(Data records)
- - -
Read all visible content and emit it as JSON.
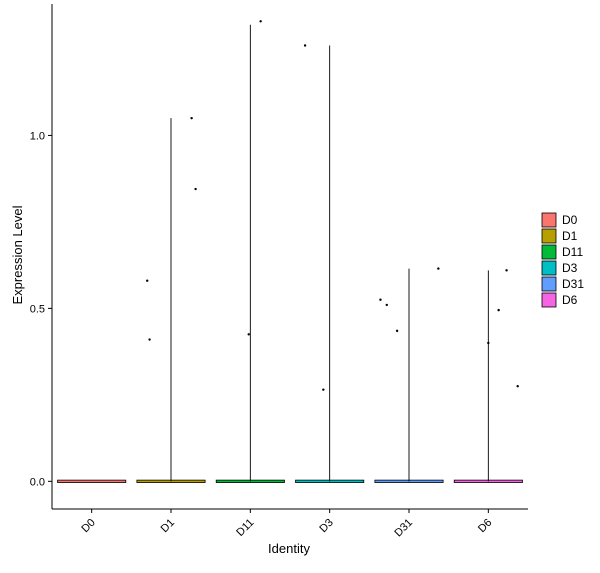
{
  "chart_data": {
    "type": "violin",
    "title": "",
    "xlabel": "Identity",
    "ylabel": "Expression Level",
    "categories": [
      "D0",
      "D1",
      "D11",
      "D3",
      "D31",
      "D6"
    ],
    "ylim": [
      -0.08,
      1.38
    ],
    "yticks": [
      0.0,
      0.5,
      1.0
    ],
    "ytick_labels": [
      "0.0",
      "0.5",
      "1.0"
    ],
    "grid": false,
    "legend_position": "right",
    "series": [
      {
        "name": "D0",
        "color": "#F8766D",
        "max": 0.0,
        "points": []
      },
      {
        "name": "D1",
        "color": "#B79F00",
        "max": 1.05,
        "points": [
          {
            "dx": -0.3,
            "y": 0.58
          },
          {
            "dx": -0.27,
            "y": 0.41
          },
          {
            "dx": 0.26,
            "y": 1.05
          },
          {
            "dx": 0.31,
            "y": 0.845
          }
        ]
      },
      {
        "name": "D11",
        "color": "#00BA38",
        "max": 1.32,
        "points": [
          {
            "dx": 0.13,
            "y": 1.33
          },
          {
            "dx": -0.02,
            "y": 0.425
          }
        ]
      },
      {
        "name": "D3",
        "color": "#00BFC4",
        "max": 1.26,
        "points": [
          {
            "dx": -0.31,
            "y": 1.26
          },
          {
            "dx": -0.08,
            "y": 0.265
          }
        ]
      },
      {
        "name": "D31",
        "color": "#619CFF",
        "max": 0.615,
        "points": [
          {
            "dx": 0.37,
            "y": 0.615
          },
          {
            "dx": -0.36,
            "y": 0.525
          },
          {
            "dx": -0.28,
            "y": 0.51
          },
          {
            "dx": -0.15,
            "y": 0.435
          }
        ]
      },
      {
        "name": "D6",
        "color": "#F564E3",
        "max": 0.61,
        "points": [
          {
            "dx": 0.23,
            "y": 0.61
          },
          {
            "dx": 0.13,
            "y": 0.495
          },
          {
            "dx": 0.0,
            "y": 0.4
          },
          {
            "dx": 0.37,
            "y": 0.275
          }
        ]
      }
    ]
  }
}
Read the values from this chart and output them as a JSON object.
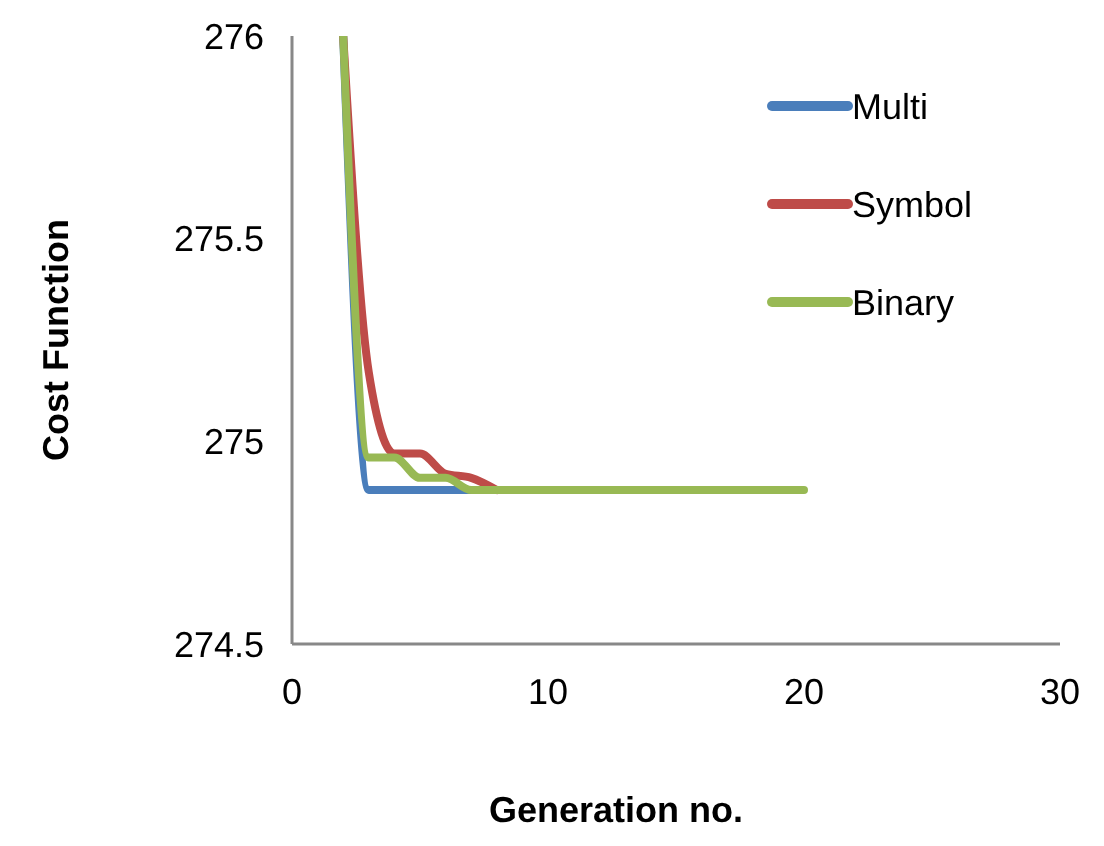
- - -
## DESCRIPTION OF THE TASK
All of the entries need to be transcribed word for word; pictures are left out.

## REPLY TO THE TASK
Read all visible content and emit it as JSON.
{
  "chart_data": {
    "type": "violin",
    "title": "",
    "xlabel": "Identity",
    "ylabel": "Expression Level",
    "categories": [
      "D0",
      "D1",
      "D11",
      "D3",
      "D31",
      "D6"
    ],
    "ylim": [
      -0.08,
      1.38
    ],
    "yticks": [
      0.0,
      0.5,
      1.0
    ],
    "ytick_labels": [
      "0.0",
      "0.5",
      "1.0"
    ],
    "grid": false,
    "legend_position": "right",
    "series": [
      {
        "name": "D0",
        "color": "#F8766D",
        "max": 0.0,
        "points": []
      },
      {
        "name": "D1",
        "color": "#B79F00",
        "max": 1.05,
        "points": [
          {
            "dx": -0.3,
            "y": 0.58
          },
          {
            "dx": -0.27,
            "y": 0.41
          },
          {
            "dx": 0.26,
            "y": 1.05
          },
          {
            "dx": 0.31,
            "y": 0.845
          }
        ]
      },
      {
        "name": "D11",
        "color": "#00BA38",
        "max": 1.32,
        "points": [
          {
            "dx": 0.13,
            "y": 1.33
          },
          {
            "dx": -0.02,
            "y": 0.425
          }
        ]
      },
      {
        "name": "D3",
        "color": "#00BFC4",
        "max": 1.26,
        "points": [
          {
            "dx": -0.31,
            "y": 1.26
          },
          {
            "dx": -0.08,
            "y": 0.265
          }
        ]
      },
      {
        "name": "D31",
        "color": "#619CFF",
        "max": 0.615,
        "points": [
          {
            "dx": 0.37,
            "y": 0.615
          },
          {
            "dx": -0.36,
            "y": 0.525
          },
          {
            "dx": -0.28,
            "y": 0.51
          },
          {
            "dx": -0.15,
            "y": 0.435
          }
        ]
      },
      {
        "name": "D6",
        "color": "#F564E3",
        "max": 0.61,
        "points": [
          {
            "dx": 0.23,
            "y": 0.61
          },
          {
            "dx": 0.13,
            "y": 0.495
          },
          {
            "dx": 0.0,
            "y": 0.4
          },
          {
            "dx": 0.37,
            "y": 0.275
          }
        ]
      }
    ]
  }
}
Read the values from this chart and output them as a JSON object.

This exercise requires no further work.